**Task objective:**
Report every line in the listing that contains the string "Lengan".

**Data for this task:**
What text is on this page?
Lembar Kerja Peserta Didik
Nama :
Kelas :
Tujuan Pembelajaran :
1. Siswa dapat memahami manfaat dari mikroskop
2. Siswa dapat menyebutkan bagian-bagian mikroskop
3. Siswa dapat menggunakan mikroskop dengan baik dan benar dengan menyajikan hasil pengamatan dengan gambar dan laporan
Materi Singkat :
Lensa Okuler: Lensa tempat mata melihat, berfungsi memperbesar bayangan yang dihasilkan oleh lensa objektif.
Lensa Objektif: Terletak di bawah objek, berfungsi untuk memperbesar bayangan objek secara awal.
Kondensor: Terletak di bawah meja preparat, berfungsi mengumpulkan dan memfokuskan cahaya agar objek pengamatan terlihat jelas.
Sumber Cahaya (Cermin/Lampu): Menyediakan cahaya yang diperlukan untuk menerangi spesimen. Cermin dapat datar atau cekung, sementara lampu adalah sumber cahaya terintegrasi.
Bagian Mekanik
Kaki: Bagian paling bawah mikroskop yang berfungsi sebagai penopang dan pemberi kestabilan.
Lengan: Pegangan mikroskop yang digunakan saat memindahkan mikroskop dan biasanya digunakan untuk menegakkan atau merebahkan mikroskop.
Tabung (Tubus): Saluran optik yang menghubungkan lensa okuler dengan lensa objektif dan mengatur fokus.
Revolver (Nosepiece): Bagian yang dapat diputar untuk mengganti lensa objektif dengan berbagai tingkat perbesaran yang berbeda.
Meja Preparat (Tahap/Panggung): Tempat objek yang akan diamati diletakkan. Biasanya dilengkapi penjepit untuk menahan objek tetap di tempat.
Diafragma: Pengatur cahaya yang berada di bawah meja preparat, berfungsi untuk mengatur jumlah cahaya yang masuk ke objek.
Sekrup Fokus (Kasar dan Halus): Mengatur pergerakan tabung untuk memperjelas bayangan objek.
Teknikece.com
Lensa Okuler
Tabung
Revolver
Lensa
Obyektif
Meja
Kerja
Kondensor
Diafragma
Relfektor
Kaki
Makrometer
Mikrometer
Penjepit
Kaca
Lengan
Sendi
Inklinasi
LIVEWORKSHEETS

**Written answer:**
Lengan: Pegangan mikroskop yang digunakan saat memindahkan mikroskop dan biasanya digunakan untuk menegakkan atau merebahkan mikroskop.
Lengan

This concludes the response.